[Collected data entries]
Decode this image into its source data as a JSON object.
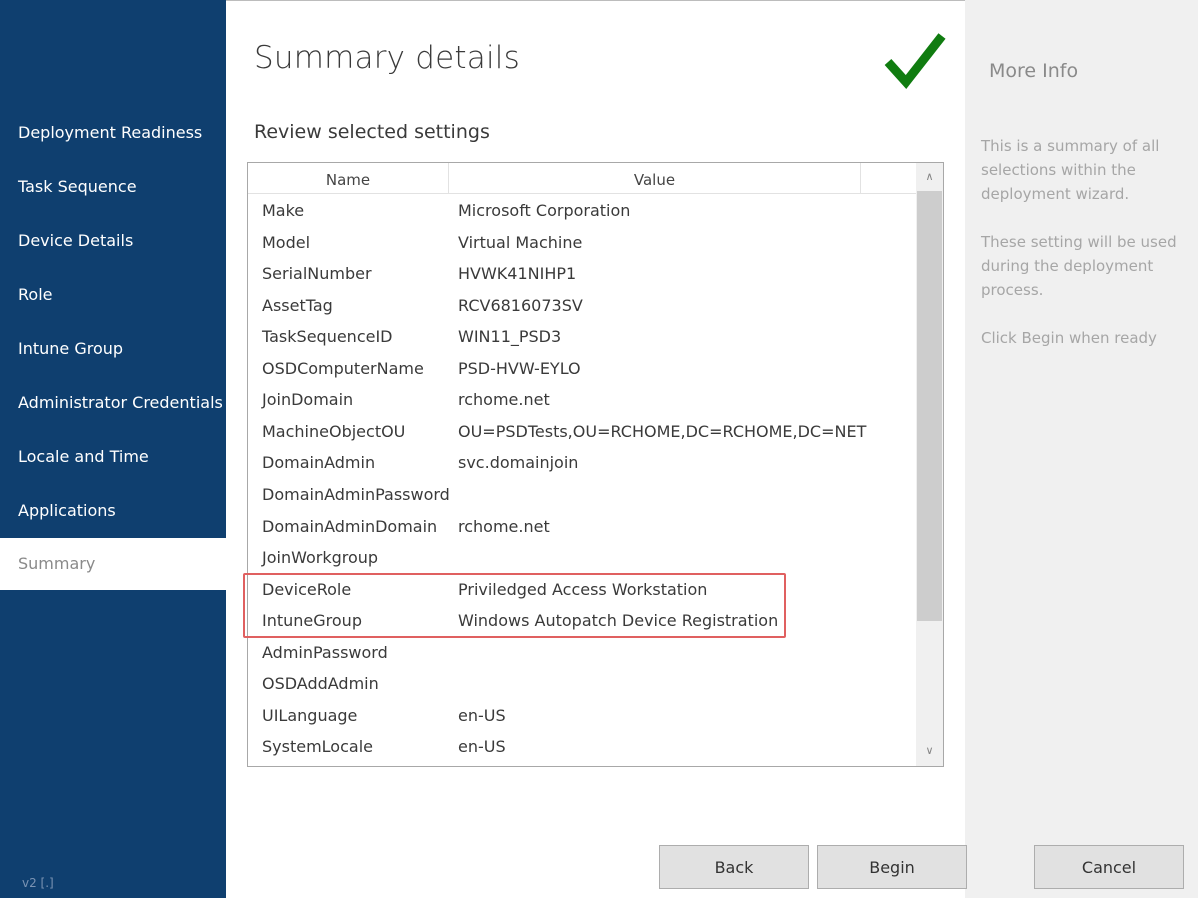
{
  "sidebar": {
    "items": [
      {
        "label": "Deployment Readiness",
        "active": false
      },
      {
        "label": "Task Sequence",
        "active": false
      },
      {
        "label": "Device Details",
        "active": false
      },
      {
        "label": "Role",
        "active": false
      },
      {
        "label": "Intune Group",
        "active": false
      },
      {
        "label": "Administrator Credentials",
        "active": false
      },
      {
        "label": "Locale and Time",
        "active": false
      },
      {
        "label": "Applications",
        "active": false
      },
      {
        "label": "Summary",
        "active": true
      }
    ],
    "version": "v2 [.]"
  },
  "main": {
    "title": "Summary details",
    "status_icon": "checkmark-icon",
    "status_color": "#107c10",
    "subtitle": "Review selected settings",
    "grid": {
      "columns": [
        "Name",
        "Value"
      ],
      "rows": [
        {
          "name": "Make",
          "value": "Microsoft Corporation"
        },
        {
          "name": "Model",
          "value": "Virtual Machine"
        },
        {
          "name": "SerialNumber",
          "value": "HVWK41NIHP1"
        },
        {
          "name": "AssetTag",
          "value": "RCV6816073SV"
        },
        {
          "name": "TaskSequenceID",
          "value": "WIN11_PSD3"
        },
        {
          "name": "OSDComputerName",
          "value": "PSD-HVW-EYLO"
        },
        {
          "name": "JoinDomain",
          "value": "rchome.net"
        },
        {
          "name": "MachineObjectOU",
          "value": "OU=PSDTests,OU=RCHOME,DC=RCHOME,DC=NET"
        },
        {
          "name": "DomainAdmin",
          "value": "svc.domainjoin"
        },
        {
          "name": "DomainAdminPassword",
          "value": ""
        },
        {
          "name": "DomainAdminDomain",
          "value": "rchome.net"
        },
        {
          "name": "JoinWorkgroup",
          "value": ""
        },
        {
          "name": "DeviceRole",
          "value": "Priviledged Access Workstation"
        },
        {
          "name": "IntuneGroup",
          "value": "Windows Autopatch Device Registration"
        },
        {
          "name": "AdminPassword",
          "value": ""
        },
        {
          "name": "OSDAddAdmin",
          "value": ""
        },
        {
          "name": "UILanguage",
          "value": "en-US"
        },
        {
          "name": "SystemLocale",
          "value": "en-US"
        }
      ],
      "scroll_up_icon": "chevron-up-icon",
      "scroll_down_icon": "chevron-down-icon"
    },
    "highlight_color": "#e06060"
  },
  "info": {
    "title": "More Info",
    "paragraphs": [
      "This is a summary of all selections within the deployment wizard.",
      "These setting will be used during the deployment process.",
      "Click Begin when ready"
    ]
  },
  "buttons": {
    "back": "Back",
    "begin": "Begin",
    "cancel": "Cancel"
  },
  "colors": {
    "sidebar_bg": "#0f3f6f",
    "info_bg": "#f0f0f0"
  }
}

◆ EXERCISE DETAILS:
Repeat the records above exactly, leaving out any pictures they contain.

◆ RESULT OF THIS EXERCISE:
Decode this image into its source data as a JSON object.
{
  "sidebar": {
    "items": [
      {
        "label": "Deployment Readiness",
        "active": false
      },
      {
        "label": "Task Sequence",
        "active": false
      },
      {
        "label": "Device Details",
        "active": false
      },
      {
        "label": "Role",
        "active": false
      },
      {
        "label": "Intune Group",
        "active": false
      },
      {
        "label": "Administrator Credentials",
        "active": false
      },
      {
        "label": "Locale and Time",
        "active": false
      },
      {
        "label": "Applications",
        "active": false
      },
      {
        "label": "Summary",
        "active": true
      }
    ],
    "version": "v2 [.]"
  },
  "main": {
    "title": "Summary details",
    "status_icon": "checkmark-icon",
    "status_color": "#107c10",
    "subtitle": "Review selected settings",
    "grid": {
      "columns": [
        "Name",
        "Value"
      ],
      "rows": [
        {
          "name": "Make",
          "value": "Microsoft Corporation"
        },
        {
          "name": "Model",
          "value": "Virtual Machine"
        },
        {
          "name": "SerialNumber",
          "value": "HVWK41NIHP1"
        },
        {
          "name": "AssetTag",
          "value": "RCV6816073SV"
        },
        {
          "name": "TaskSequenceID",
          "value": "WIN11_PSD3"
        },
        {
          "name": "OSDComputerName",
          "value": "PSD-HVW-EYLO"
        },
        {
          "name": "JoinDomain",
          "value": "rchome.net"
        },
        {
          "name": "MachineObjectOU",
          "value": "OU=PSDTests,OU=RCHOME,DC=RCHOME,DC=NET"
        },
        {
          "name": "DomainAdmin",
          "value": "svc.domainjoin"
        },
        {
          "name": "DomainAdminPassword",
          "value": ""
        },
        {
          "name": "DomainAdminDomain",
          "value": "rchome.net"
        },
        {
          "name": "JoinWorkgroup",
          "value": ""
        },
        {
          "name": "DeviceRole",
          "value": "Priviledged Access Workstation"
        },
        {
          "name": "IntuneGroup",
          "value": "Windows Autopatch Device Registration"
        },
        {
          "name": "AdminPassword",
          "value": ""
        },
        {
          "name": "OSDAddAdmin",
          "value": ""
        },
        {
          "name": "UILanguage",
          "value": "en-US"
        },
        {
          "name": "SystemLocale",
          "value": "en-US"
        }
      ],
      "scroll_up_icon": "chevron-up-icon",
      "scroll_down_icon": "chevron-down-icon"
    },
    "highlight_color": "#e06060"
  },
  "info": {
    "title": "More Info",
    "paragraphs": [
      "This is a summary of all selections within the deployment wizard.",
      "These setting will be used during the deployment process.",
      "Click Begin when ready"
    ]
  },
  "buttons": {
    "back": "Back",
    "begin": "Begin",
    "cancel": "Cancel"
  },
  "colors": {
    "sidebar_bg": "#0f3f6f",
    "info_bg": "#f0f0f0"
  }
}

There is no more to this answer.